• [THE TASK]:
Only the number is needed. Please count the lines below in which the word "heading" occurs.

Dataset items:
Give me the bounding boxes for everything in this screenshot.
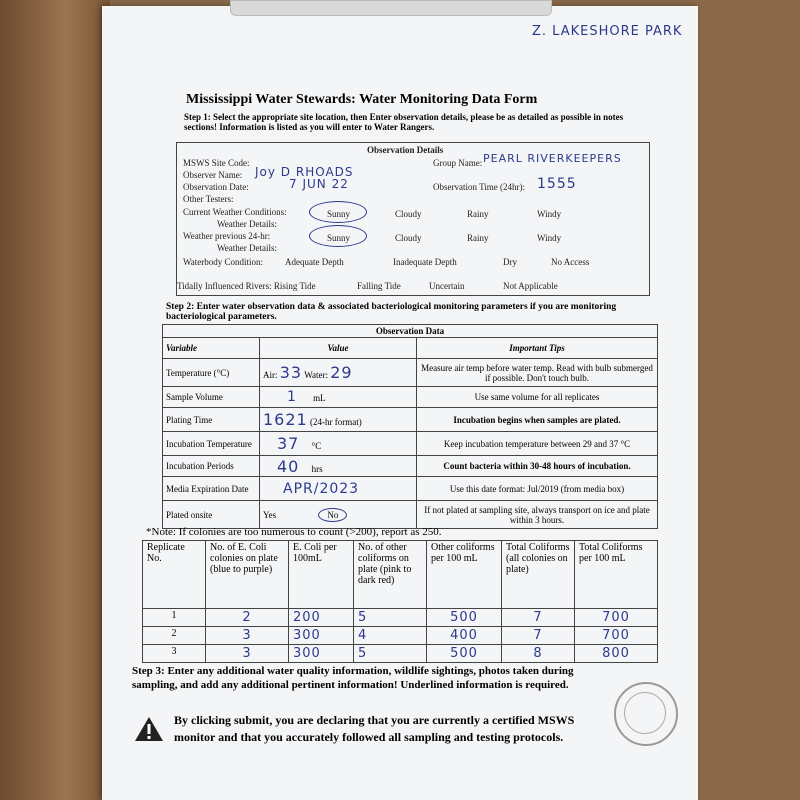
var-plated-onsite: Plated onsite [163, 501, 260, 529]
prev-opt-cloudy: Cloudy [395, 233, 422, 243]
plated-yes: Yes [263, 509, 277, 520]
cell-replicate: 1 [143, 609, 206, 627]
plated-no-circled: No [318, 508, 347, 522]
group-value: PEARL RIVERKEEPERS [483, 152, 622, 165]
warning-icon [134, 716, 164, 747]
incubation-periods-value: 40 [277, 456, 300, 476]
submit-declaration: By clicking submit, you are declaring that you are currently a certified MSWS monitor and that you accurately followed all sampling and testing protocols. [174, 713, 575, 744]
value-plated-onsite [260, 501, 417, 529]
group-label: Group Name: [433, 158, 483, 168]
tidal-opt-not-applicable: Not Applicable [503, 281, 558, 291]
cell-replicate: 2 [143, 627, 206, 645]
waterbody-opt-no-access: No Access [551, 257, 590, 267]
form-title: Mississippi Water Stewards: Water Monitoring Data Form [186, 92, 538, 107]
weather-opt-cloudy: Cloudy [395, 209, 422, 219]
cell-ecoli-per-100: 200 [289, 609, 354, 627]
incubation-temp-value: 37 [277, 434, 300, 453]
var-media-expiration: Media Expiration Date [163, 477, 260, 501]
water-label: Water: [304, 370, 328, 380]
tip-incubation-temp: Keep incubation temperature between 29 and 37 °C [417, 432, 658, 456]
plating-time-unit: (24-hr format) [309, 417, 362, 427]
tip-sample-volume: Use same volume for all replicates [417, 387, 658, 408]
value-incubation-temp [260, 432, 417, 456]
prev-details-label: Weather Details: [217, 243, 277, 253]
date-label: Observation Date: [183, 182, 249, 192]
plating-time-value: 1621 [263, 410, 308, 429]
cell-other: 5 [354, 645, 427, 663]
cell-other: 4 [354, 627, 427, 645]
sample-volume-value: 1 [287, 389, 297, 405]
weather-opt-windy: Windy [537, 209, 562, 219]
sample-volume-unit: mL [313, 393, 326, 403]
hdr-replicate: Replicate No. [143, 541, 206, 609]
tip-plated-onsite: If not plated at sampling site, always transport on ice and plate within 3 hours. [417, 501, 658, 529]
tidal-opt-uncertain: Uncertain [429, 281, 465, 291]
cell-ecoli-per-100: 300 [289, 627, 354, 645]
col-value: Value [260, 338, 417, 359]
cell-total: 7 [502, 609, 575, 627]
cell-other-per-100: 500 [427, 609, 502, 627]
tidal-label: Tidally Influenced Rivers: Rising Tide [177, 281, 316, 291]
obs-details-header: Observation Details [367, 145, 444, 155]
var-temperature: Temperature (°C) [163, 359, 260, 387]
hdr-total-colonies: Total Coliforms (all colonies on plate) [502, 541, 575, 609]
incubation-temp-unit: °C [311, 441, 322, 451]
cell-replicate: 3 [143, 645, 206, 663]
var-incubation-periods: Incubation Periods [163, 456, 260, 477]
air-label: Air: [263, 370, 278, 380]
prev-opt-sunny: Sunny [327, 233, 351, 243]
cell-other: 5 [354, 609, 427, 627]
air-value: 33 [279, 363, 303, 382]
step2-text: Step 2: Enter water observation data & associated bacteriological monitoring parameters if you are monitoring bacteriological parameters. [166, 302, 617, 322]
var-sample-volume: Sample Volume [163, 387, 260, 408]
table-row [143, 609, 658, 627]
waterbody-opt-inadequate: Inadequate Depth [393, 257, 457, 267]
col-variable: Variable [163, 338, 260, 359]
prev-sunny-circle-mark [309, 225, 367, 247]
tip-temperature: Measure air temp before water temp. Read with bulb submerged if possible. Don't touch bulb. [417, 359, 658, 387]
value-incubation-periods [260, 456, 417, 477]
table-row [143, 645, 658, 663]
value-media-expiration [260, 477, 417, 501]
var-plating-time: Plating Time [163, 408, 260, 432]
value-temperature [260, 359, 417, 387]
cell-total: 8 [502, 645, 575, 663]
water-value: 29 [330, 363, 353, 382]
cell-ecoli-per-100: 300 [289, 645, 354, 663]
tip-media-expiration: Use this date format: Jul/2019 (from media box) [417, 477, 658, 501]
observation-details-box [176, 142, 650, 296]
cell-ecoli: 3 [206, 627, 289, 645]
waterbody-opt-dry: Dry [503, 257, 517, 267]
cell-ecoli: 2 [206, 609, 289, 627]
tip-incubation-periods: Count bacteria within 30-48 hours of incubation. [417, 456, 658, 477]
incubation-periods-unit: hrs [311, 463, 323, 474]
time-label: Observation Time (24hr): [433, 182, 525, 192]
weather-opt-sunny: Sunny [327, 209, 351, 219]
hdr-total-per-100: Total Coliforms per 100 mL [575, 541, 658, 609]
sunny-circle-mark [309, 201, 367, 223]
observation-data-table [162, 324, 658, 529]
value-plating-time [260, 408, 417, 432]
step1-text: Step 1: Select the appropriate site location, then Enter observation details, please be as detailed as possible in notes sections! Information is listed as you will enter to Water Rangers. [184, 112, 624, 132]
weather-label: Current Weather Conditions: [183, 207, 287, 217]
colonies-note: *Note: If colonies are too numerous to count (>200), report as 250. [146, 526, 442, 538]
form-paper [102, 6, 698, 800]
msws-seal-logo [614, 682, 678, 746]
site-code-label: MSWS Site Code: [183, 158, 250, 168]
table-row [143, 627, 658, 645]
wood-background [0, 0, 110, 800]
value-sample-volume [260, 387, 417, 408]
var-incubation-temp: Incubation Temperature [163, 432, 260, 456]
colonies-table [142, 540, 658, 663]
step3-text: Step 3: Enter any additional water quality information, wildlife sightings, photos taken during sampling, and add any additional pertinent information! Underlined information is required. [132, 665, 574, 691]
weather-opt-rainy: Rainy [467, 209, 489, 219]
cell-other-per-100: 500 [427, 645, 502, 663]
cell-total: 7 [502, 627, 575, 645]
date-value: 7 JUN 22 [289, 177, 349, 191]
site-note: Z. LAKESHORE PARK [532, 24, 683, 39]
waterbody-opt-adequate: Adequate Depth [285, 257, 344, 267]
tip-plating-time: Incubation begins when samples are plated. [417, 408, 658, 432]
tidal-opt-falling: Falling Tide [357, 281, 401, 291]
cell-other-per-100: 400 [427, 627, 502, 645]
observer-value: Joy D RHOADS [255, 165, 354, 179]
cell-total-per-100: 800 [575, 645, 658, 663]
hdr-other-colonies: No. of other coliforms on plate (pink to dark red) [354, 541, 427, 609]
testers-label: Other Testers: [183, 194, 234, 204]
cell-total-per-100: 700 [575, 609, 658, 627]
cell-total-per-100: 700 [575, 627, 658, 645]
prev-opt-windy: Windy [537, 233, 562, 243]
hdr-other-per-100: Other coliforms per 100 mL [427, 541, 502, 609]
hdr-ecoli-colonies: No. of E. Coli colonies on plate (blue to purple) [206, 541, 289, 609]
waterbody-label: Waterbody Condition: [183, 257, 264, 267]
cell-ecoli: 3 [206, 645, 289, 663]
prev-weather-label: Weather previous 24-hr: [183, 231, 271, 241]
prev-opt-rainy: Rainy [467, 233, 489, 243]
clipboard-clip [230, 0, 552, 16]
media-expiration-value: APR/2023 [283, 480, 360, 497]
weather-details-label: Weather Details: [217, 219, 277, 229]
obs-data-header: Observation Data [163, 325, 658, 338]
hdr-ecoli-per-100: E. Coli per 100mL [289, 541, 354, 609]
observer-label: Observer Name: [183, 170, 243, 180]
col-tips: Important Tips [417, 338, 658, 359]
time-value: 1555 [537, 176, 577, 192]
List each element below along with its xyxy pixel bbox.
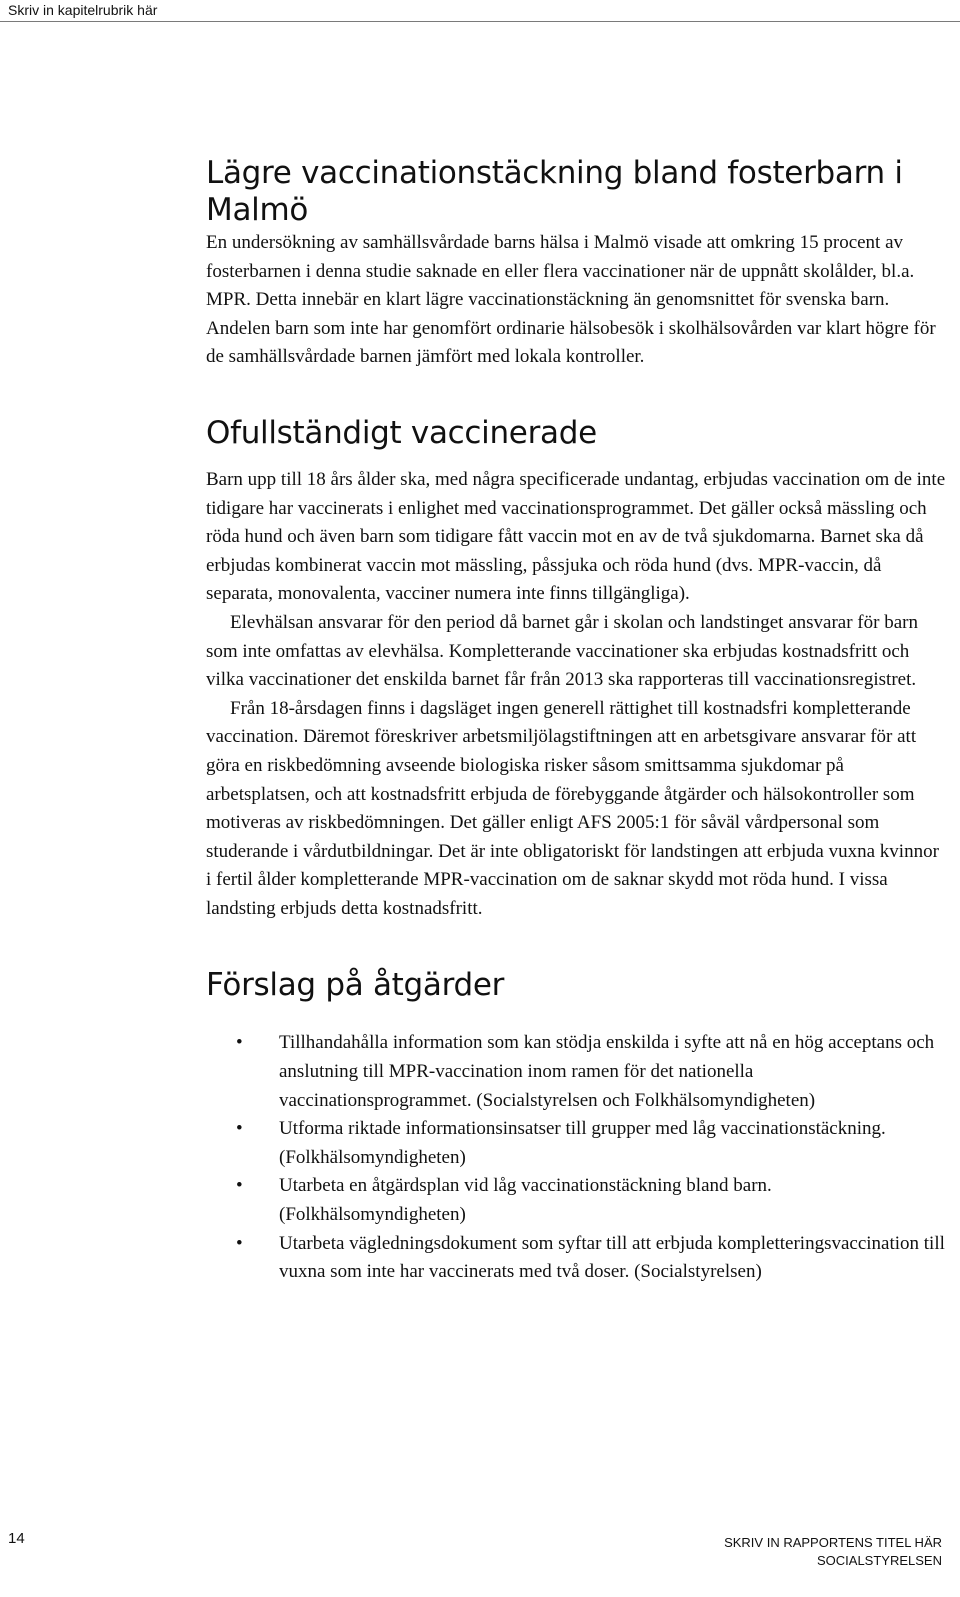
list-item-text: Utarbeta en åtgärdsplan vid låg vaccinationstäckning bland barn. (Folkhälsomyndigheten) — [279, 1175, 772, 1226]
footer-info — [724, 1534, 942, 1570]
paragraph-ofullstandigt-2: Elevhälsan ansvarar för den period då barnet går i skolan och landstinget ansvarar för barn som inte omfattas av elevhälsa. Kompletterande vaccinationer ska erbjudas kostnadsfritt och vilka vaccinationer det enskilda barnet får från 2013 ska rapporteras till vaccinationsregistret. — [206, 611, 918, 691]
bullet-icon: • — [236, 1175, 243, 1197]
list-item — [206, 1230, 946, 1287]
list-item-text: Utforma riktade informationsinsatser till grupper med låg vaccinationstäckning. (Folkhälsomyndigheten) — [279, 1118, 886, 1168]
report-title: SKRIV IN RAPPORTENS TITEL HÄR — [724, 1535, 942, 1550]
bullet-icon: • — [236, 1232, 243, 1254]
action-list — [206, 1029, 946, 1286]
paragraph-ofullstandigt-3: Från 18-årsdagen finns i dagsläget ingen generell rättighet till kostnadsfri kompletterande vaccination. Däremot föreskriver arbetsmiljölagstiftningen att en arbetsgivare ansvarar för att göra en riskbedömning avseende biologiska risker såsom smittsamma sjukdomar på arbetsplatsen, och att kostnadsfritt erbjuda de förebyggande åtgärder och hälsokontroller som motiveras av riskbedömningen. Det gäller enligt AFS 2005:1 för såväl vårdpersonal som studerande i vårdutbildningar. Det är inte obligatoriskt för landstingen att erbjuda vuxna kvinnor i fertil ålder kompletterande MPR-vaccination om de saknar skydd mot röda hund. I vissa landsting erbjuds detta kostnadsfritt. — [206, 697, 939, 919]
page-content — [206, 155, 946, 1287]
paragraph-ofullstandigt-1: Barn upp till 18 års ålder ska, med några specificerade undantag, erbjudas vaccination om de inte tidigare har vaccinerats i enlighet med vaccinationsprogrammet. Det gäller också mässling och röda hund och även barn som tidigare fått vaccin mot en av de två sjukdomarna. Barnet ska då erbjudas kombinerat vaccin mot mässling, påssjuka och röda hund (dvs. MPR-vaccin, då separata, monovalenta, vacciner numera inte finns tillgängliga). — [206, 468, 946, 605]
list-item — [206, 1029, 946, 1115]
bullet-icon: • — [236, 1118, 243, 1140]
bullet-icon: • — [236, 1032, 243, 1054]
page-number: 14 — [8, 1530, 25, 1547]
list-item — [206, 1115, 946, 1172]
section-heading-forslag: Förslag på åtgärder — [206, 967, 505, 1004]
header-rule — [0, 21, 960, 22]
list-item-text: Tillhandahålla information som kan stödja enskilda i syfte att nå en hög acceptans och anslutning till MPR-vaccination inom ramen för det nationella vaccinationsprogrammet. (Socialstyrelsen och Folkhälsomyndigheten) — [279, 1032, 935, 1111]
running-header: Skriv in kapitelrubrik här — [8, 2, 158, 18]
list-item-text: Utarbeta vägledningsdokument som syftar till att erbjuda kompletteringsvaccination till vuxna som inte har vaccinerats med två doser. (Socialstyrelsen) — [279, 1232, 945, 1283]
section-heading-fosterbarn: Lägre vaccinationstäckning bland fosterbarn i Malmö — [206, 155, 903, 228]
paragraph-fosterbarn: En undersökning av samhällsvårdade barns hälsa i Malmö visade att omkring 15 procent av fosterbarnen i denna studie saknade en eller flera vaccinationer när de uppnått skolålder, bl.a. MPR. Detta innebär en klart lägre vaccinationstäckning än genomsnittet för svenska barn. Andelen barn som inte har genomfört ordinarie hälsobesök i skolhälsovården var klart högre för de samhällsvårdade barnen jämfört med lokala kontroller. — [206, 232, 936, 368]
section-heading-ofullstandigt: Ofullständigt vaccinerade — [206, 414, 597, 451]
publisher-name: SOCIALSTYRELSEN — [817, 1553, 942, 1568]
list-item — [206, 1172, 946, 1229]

• [OUTPUT OF THE EXERCISE]:
3